## Saved entries
++++

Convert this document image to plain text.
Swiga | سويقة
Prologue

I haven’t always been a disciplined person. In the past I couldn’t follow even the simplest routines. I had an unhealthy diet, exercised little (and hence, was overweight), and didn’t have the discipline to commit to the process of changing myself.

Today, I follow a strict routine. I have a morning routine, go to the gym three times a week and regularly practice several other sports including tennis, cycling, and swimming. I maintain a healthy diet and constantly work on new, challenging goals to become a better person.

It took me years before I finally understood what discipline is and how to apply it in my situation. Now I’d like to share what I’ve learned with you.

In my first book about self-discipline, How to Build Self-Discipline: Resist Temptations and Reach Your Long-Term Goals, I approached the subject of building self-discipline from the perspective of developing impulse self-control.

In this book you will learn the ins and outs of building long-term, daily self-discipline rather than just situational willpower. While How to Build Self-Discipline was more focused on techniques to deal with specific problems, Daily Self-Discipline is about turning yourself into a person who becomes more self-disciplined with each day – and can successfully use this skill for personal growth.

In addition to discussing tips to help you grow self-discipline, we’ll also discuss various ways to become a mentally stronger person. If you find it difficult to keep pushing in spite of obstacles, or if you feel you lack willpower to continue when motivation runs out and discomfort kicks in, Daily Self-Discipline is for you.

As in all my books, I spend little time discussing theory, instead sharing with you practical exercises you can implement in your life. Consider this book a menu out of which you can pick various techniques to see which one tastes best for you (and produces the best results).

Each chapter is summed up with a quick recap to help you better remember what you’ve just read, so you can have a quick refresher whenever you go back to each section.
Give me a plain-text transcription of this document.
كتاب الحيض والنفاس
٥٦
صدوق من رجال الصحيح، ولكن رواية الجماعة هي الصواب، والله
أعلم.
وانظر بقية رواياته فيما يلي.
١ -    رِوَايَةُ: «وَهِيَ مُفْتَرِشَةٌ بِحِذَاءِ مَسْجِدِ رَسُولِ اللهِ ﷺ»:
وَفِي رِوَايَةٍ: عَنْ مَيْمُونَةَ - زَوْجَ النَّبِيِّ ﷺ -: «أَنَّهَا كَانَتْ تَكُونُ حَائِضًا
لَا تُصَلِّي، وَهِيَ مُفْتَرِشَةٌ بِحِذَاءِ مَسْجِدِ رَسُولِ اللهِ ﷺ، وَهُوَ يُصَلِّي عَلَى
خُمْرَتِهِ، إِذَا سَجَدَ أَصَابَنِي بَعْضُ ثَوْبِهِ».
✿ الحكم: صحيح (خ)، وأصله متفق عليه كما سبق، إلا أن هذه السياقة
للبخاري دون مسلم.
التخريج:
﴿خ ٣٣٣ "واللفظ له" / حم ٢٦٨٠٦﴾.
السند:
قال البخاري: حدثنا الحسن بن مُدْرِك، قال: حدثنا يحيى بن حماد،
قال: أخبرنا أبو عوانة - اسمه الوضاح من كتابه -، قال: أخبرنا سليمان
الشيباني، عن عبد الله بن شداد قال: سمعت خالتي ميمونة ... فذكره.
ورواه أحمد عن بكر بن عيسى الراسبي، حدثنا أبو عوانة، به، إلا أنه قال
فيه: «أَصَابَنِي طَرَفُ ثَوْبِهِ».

++++

## TASK BRIEF
Every record shown above must be echoed exactly.

## COMPLETED EXERCISE
Convert this document image to plain text.
Swiga | سويقة
Prologue

I haven’t always been a disciplined person. In the past I couldn’t follow even the simplest routines. I had an unhealthy diet, exercised little (and hence, was overweight), and didn’t have the discipline to commit to the process of changing myself.

Today, I follow a strict routine. I have a morning routine, go to the gym three times a week and regularly practice several other sports including tennis, cycling, and swimming. I maintain a healthy diet and constantly work on new, challenging goals to become a better person.

It took me years before I finally understood what discipline is and how to apply it in my situation. Now I’d like to share what I’ve learned with you.

In my first book about self-discipline, How to Build Self-Discipline: Resist Temptations and Reach Your Long-Term Goals, I approached the subject of building self-discipline from the perspective of developing impulse self-control.

In this book you will learn the ins and outs of building long-term, daily self-discipline rather than just situational willpower. While How to Build Self-Discipline was more focused on techniques to deal with specific problems, Daily Self-Discipline is about turning yourself into a person who becomes more self-disciplined with each day – and can successfully use this skill for personal growth.

In addition to discussing tips to help you grow self-discipline, we’ll also discuss various ways to become a mentally stronger person. If you find it difficult to keep pushing in spite of obstacles, or if you feel you lack willpower to continue when motivation runs out and discomfort kicks in, Daily Self-Discipline is for you.

As in all my books, I spend little time discussing theory, instead sharing with you practical exercises you can implement in your life. Consider this book a menu out of which you can pick various techniques to see which one tastes best for you (and produces the best results).

Each chapter is summed up with a quick recap to help you better remember what you’ve just read, so you can have a quick refresher whenever you go back to each section.
Give me a plain-text transcription of this document.
كتاب الحيض والنفاس
٥٦
صدوق من رجال الصحيح، ولكن رواية الجماعة هي الصواب، والله
أعلم.
وانظر بقية رواياته فيما يلي.
١ -    رِوَايَةُ: «وَهِيَ مُفْتَرِشَةٌ بِحِذَاءِ مَسْجِدِ رَسُولِ اللهِ ﷺ»:
وَفِي رِوَايَةٍ: عَنْ مَيْمُونَةَ - زَوْجَ النَّبِيِّ ﷺ -: «أَنَّهَا كَانَتْ تَكُونُ حَائِضًا
لَا تُصَلِّي، وَهِيَ مُفْتَرِشَةٌ بِحِذَاءِ مَسْجِدِ رَسُولِ اللهِ ﷺ، وَهُوَ يُصَلِّي عَلَى
خُمْرَتِهِ، إِذَا سَجَدَ أَصَابَنِي بَعْضُ ثَوْبِهِ».
✿ الحكم: صحيح (خ)، وأصله متفق عليه كما سبق، إلا أن هذه السياقة
للبخاري دون مسلم.
التخريج:
﴿خ ٣٣٣ "واللفظ له" / حم ٢٦٨٠٦﴾.
السند:
قال البخاري: حدثنا الحسن بن مُدْرِك، قال: حدثنا يحيى بن حماد،
قال: أخبرنا أبو عوانة - اسمه الوضاح من كتابه -، قال: أخبرنا سليمان
الشيباني، عن عبد الله بن شداد قال: سمعت خالتي ميمونة ... فذكره.
ورواه أحمد عن بكر بن عيسى الراسبي، حدثنا أبو عوانة، به، إلا أنه قال
فيه: «أَصَابَنِي طَرَفُ ثَوْبِهِ».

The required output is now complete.